▶ _Required work_:
Copy, from the entries below, each line in which the string "JSON" appears.

[Extracts from a graphics dataset]
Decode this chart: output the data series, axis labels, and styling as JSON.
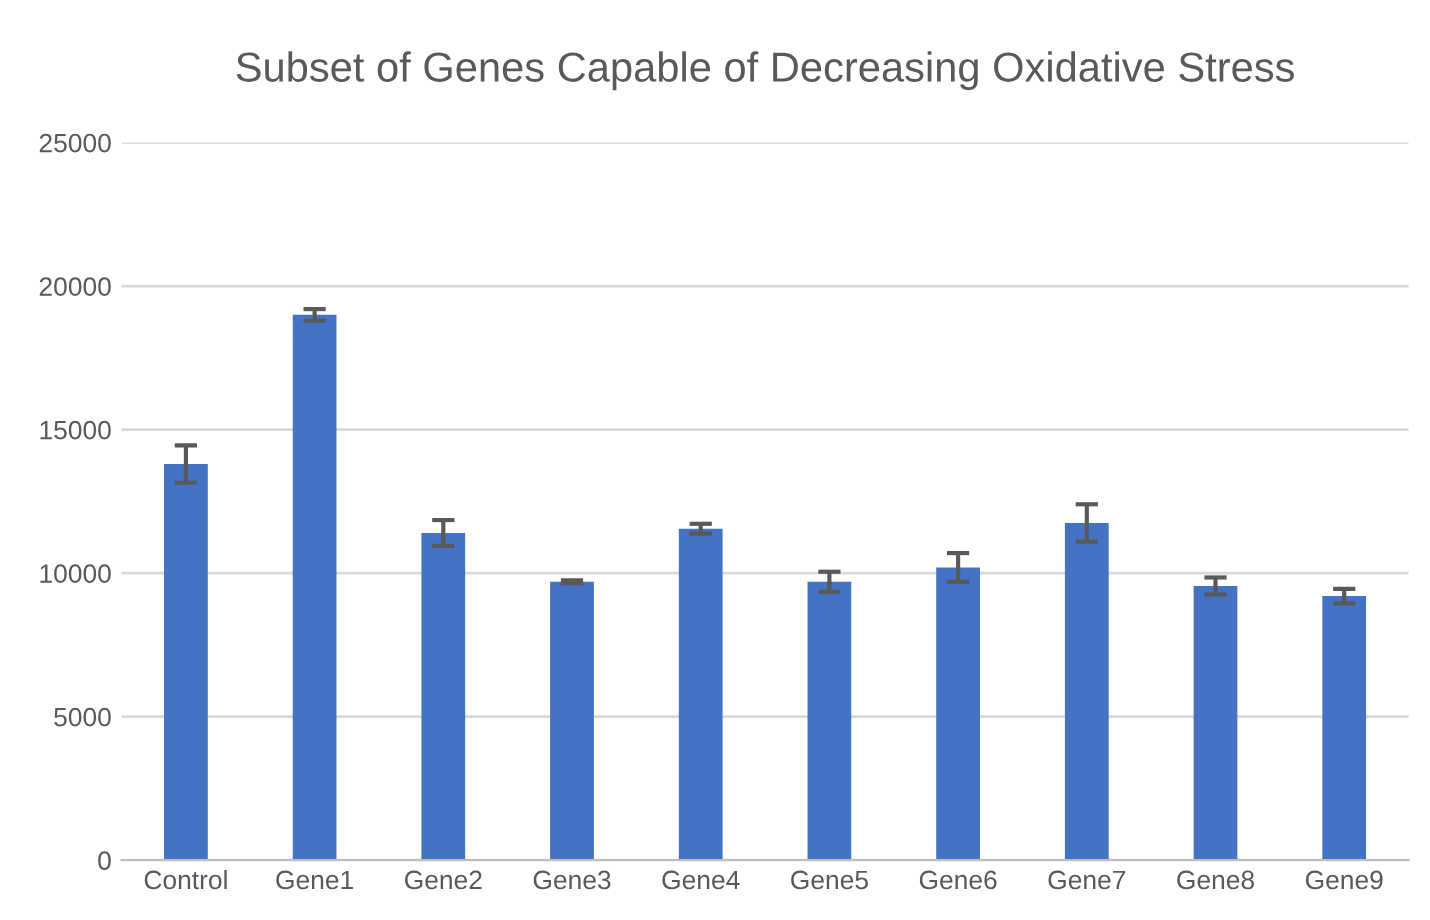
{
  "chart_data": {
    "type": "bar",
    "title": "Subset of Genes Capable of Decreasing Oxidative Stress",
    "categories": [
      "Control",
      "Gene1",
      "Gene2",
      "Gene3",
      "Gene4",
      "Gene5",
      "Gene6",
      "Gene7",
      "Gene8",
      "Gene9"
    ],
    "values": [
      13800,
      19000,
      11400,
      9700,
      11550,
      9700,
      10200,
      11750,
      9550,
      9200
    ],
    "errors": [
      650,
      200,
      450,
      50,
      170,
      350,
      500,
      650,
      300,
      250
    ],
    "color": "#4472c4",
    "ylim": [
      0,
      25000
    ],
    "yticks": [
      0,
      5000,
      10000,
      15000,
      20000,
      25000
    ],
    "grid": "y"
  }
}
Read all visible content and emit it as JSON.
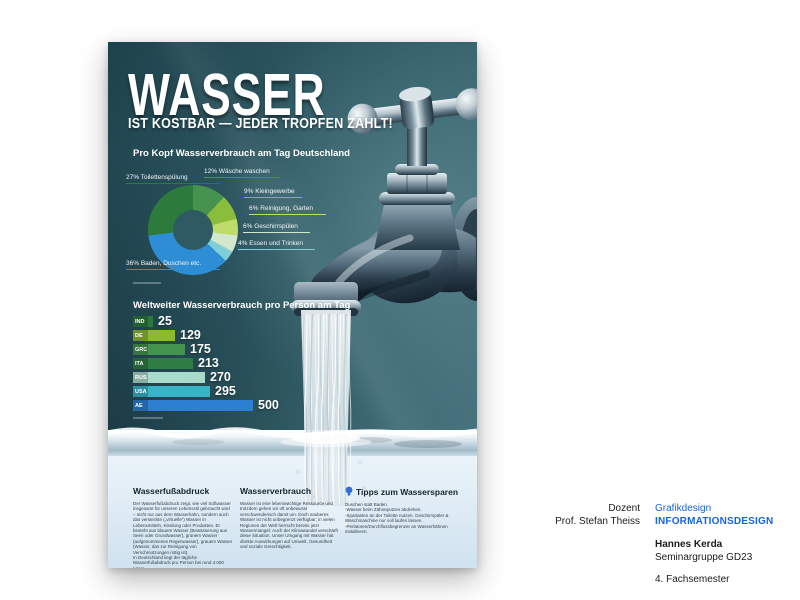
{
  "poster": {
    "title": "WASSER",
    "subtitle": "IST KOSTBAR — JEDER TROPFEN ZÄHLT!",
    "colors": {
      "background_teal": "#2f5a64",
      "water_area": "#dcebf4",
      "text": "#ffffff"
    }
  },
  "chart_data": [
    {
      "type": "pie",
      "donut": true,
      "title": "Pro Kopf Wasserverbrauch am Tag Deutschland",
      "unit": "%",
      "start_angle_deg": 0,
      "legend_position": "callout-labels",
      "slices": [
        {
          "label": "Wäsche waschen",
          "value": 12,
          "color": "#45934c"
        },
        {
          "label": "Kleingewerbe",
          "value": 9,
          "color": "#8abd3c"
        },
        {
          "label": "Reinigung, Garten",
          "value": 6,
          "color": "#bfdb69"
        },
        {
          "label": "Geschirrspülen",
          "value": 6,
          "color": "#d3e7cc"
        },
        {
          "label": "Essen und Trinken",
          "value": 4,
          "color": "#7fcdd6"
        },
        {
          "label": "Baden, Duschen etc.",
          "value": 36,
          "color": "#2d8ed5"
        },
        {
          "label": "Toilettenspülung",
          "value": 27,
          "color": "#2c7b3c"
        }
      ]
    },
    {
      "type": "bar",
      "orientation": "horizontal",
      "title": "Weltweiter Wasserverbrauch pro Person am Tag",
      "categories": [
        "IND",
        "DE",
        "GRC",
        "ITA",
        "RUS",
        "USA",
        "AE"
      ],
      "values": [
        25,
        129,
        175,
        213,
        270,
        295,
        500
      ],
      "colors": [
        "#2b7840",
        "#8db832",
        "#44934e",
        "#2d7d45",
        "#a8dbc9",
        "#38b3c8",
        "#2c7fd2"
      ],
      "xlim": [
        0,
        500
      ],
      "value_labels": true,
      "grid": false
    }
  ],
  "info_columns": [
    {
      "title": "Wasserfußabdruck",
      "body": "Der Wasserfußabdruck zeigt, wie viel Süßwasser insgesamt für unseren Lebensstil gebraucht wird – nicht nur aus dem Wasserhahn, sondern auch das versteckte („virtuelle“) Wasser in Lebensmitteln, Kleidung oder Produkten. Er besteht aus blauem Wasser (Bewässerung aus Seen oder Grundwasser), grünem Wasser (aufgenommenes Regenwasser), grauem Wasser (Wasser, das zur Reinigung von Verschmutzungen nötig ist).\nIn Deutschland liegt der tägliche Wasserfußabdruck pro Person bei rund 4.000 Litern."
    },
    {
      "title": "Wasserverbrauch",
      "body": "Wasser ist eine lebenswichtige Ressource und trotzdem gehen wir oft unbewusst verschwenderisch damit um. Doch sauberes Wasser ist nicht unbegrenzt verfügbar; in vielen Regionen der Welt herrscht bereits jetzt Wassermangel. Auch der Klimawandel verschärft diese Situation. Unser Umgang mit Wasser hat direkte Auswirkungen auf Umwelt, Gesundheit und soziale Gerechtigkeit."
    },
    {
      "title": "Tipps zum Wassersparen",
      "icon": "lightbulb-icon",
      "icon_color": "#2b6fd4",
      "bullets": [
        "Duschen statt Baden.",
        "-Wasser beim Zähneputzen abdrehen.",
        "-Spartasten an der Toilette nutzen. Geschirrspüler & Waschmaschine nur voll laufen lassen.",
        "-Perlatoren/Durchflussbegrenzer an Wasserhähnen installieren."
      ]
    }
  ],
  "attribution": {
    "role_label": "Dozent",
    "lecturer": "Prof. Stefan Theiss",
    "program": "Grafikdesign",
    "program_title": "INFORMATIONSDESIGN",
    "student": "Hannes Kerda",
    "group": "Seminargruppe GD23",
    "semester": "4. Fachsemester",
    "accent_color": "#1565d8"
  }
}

---

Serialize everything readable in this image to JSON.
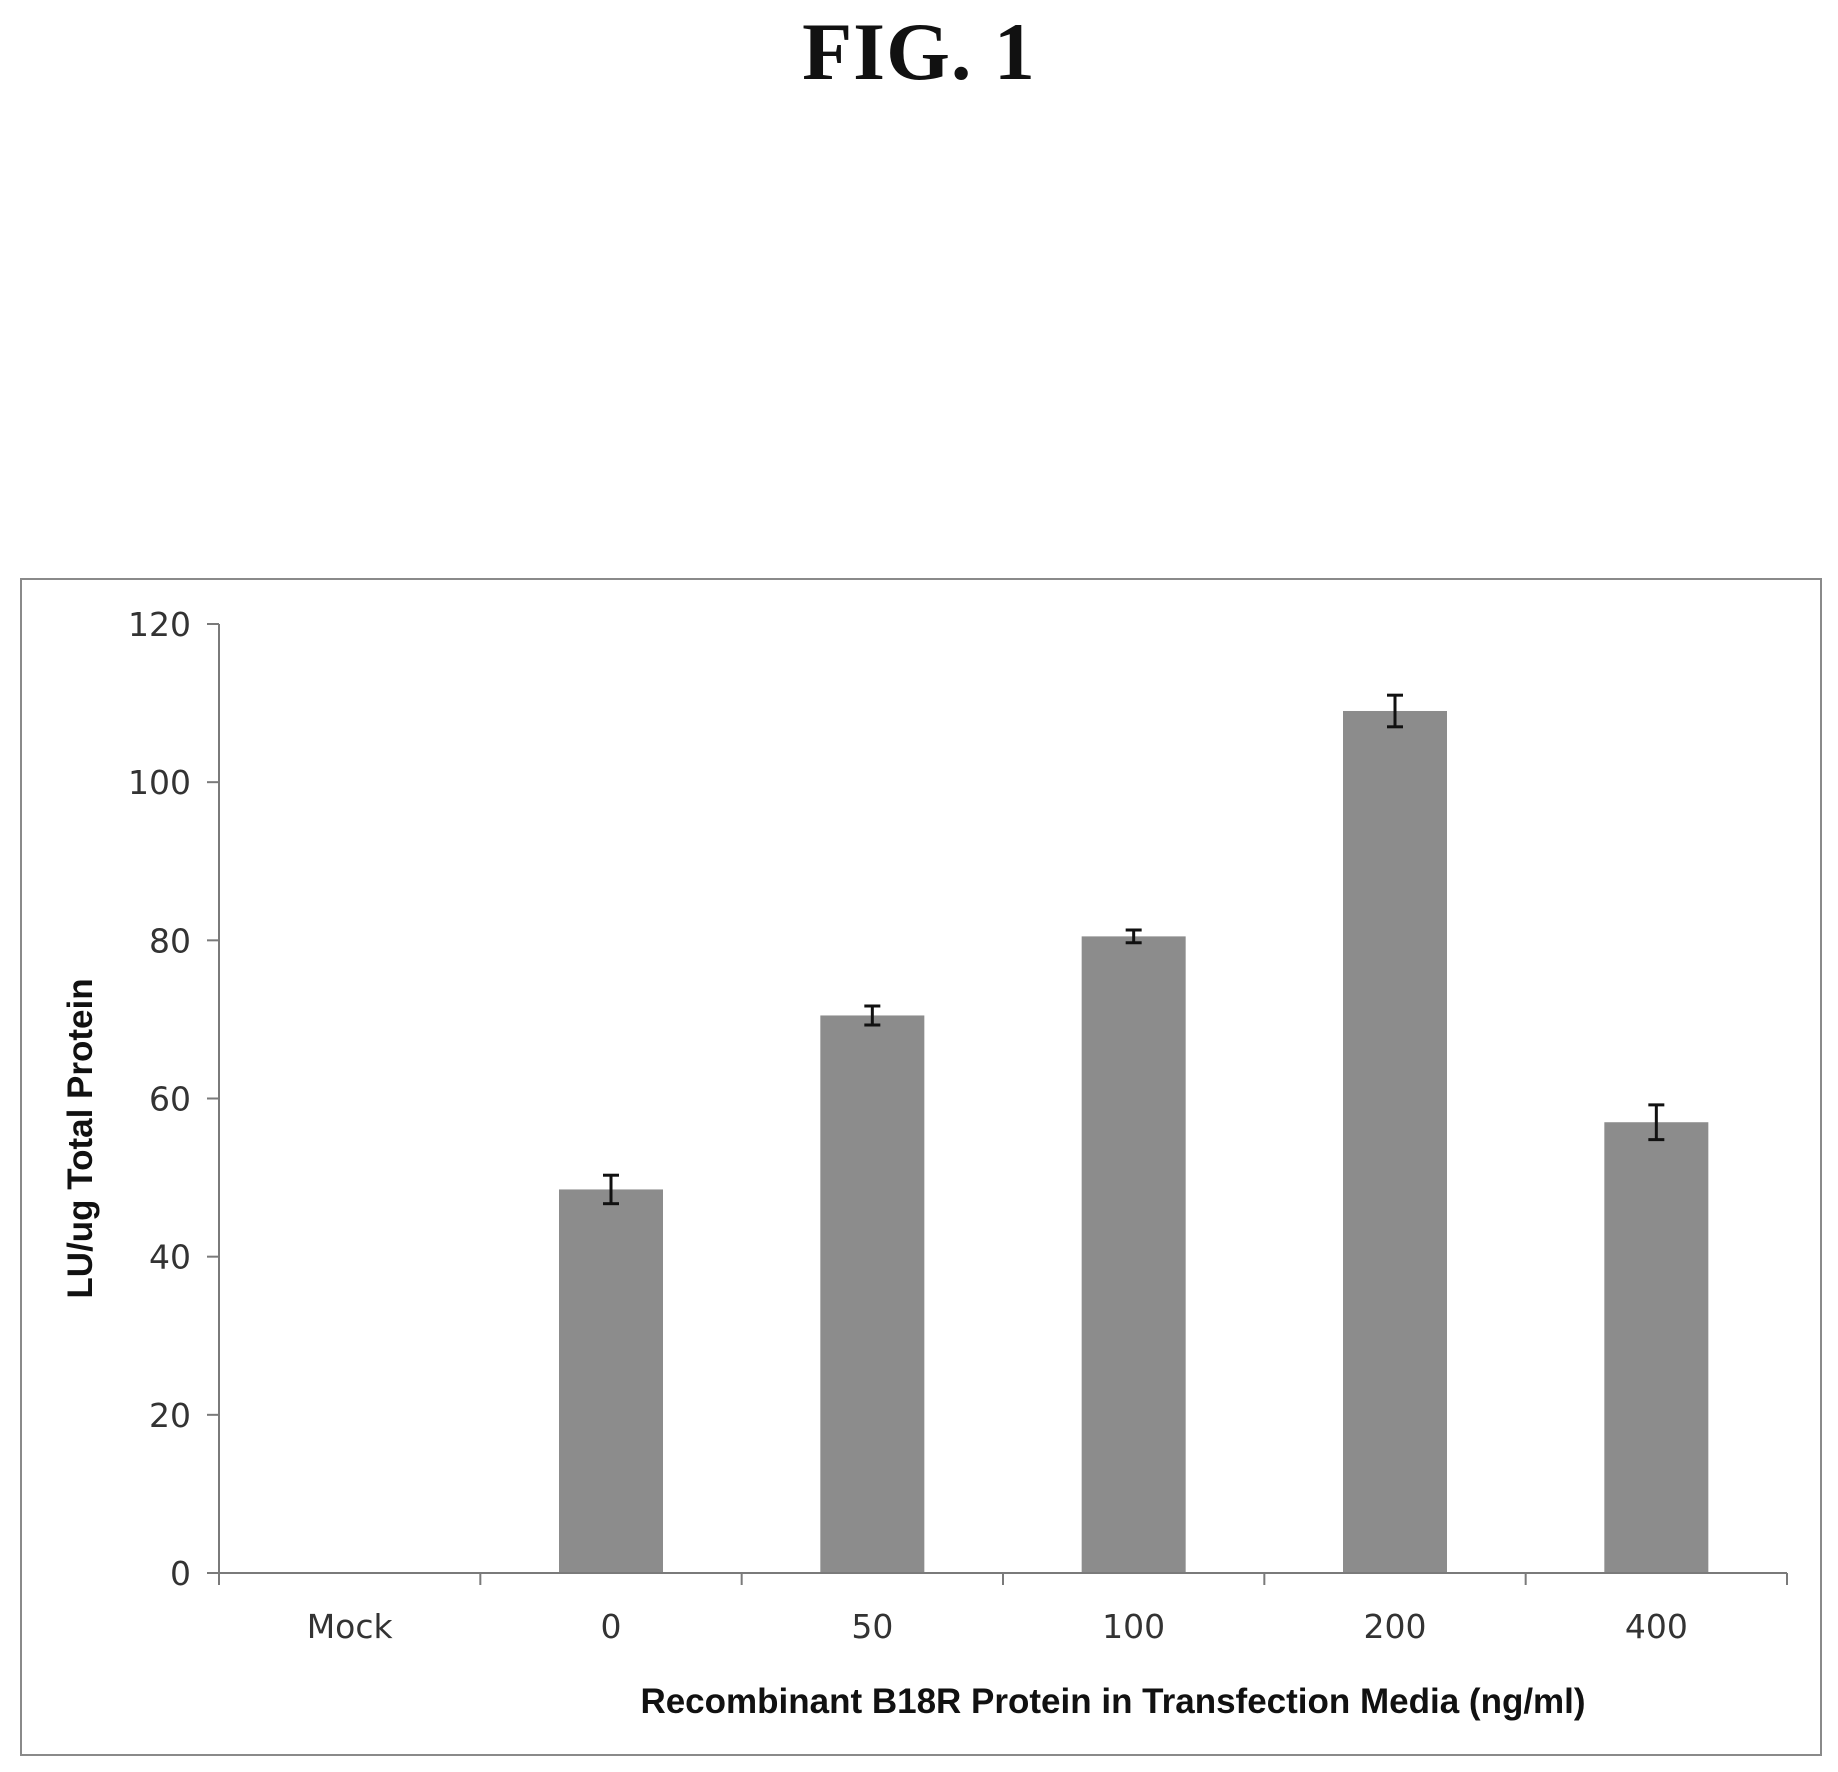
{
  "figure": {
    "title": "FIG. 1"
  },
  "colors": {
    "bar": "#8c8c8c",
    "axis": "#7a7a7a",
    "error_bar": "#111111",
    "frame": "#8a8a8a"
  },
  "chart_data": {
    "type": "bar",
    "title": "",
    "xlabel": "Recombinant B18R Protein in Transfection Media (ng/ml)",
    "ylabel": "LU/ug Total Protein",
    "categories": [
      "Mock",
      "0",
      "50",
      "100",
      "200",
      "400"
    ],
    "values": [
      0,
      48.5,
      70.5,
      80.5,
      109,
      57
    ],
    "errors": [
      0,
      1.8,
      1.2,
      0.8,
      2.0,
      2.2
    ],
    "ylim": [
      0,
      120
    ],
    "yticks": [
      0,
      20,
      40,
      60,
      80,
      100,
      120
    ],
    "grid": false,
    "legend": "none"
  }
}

--

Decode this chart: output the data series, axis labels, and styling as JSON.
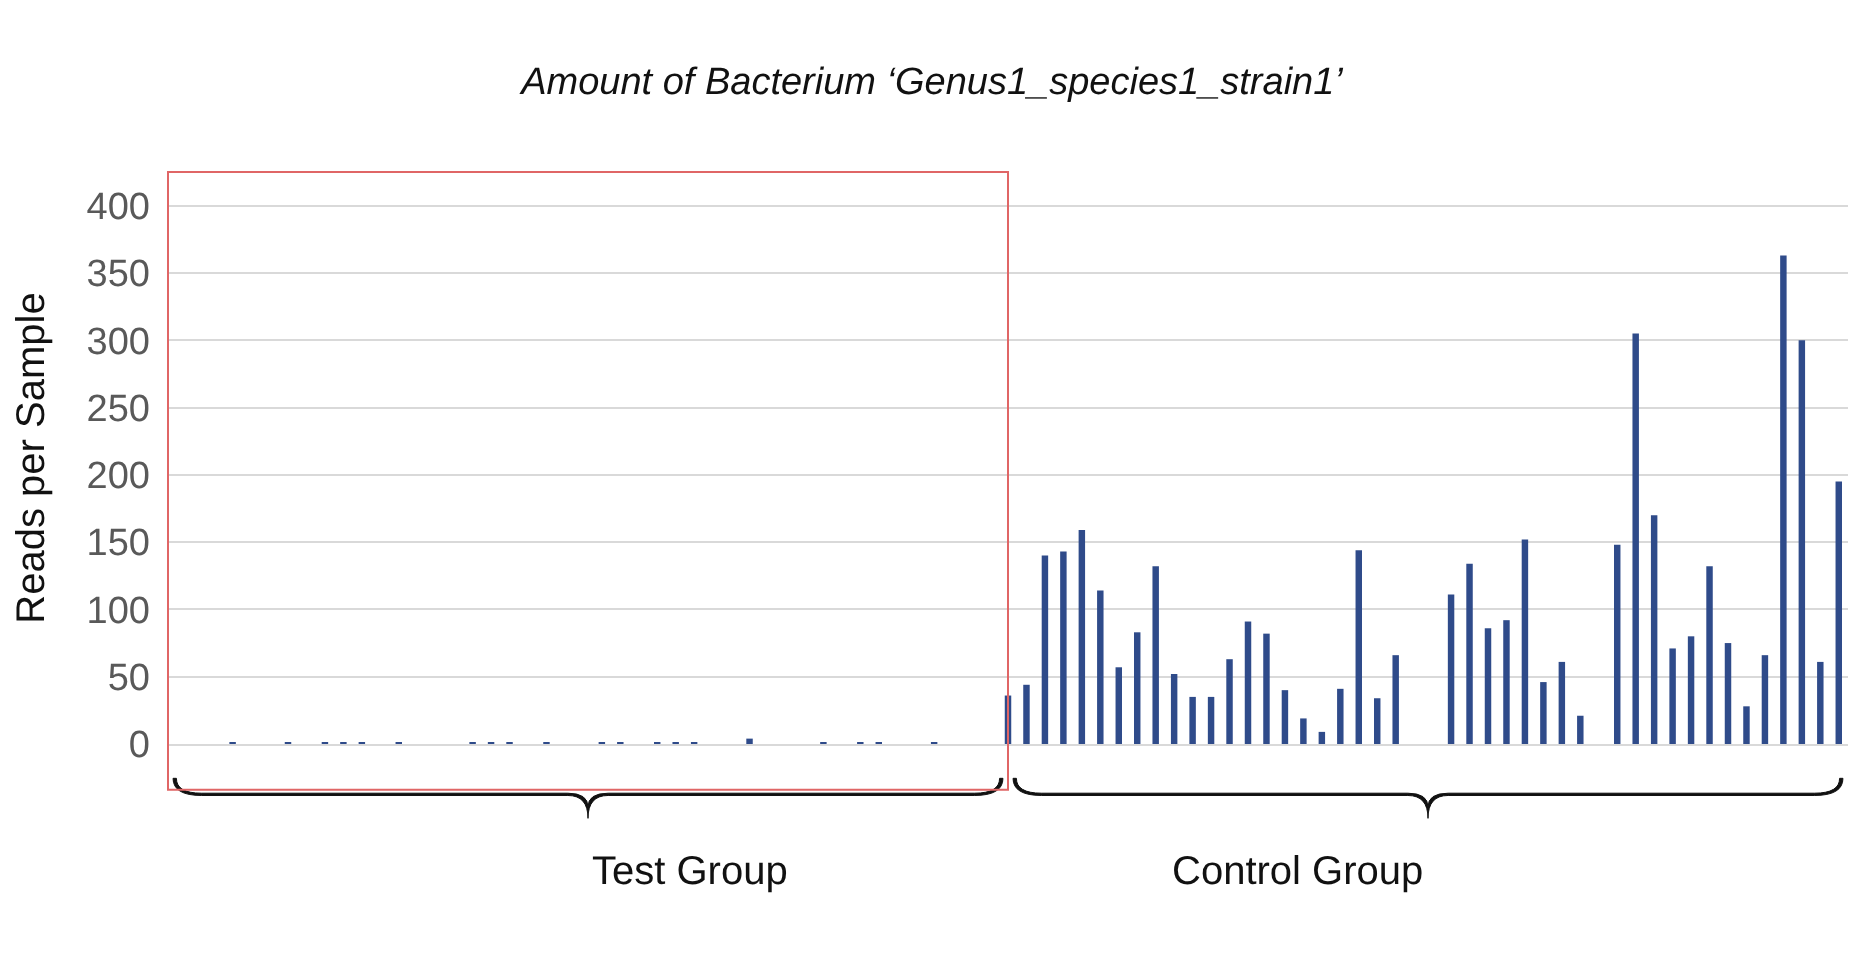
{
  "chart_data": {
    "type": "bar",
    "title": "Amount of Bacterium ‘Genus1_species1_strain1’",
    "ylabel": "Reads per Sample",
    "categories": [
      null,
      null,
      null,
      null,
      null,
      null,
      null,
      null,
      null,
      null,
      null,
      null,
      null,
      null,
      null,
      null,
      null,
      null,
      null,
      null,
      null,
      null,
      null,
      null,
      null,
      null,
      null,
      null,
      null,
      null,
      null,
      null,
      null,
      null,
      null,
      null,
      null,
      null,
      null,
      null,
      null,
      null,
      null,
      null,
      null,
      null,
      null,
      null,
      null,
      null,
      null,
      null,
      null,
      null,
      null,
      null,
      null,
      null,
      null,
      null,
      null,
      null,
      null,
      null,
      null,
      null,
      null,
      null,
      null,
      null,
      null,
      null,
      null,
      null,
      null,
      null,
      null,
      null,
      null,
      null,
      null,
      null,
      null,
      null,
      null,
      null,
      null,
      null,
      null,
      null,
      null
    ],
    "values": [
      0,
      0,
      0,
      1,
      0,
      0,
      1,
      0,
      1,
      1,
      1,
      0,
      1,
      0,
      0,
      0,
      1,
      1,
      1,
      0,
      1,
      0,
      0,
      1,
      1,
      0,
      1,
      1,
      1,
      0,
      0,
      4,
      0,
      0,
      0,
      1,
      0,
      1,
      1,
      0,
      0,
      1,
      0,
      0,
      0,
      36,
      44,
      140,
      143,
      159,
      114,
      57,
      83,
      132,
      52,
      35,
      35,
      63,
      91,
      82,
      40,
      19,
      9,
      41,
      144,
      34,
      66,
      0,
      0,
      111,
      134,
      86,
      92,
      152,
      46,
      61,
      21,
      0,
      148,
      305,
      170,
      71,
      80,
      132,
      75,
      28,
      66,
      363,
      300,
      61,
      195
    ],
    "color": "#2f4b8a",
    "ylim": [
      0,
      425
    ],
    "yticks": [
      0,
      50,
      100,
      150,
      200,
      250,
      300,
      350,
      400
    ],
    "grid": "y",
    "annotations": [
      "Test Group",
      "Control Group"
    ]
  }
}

▶ _Result of the task_:
Decode this chart: output the data series, axis labels, and styling as JSON.
Read all visible content and emit it as JSON.
Serialize everything readable in this image to JSON.
Decode this chart: output the data series, axis labels, and styling as JSON.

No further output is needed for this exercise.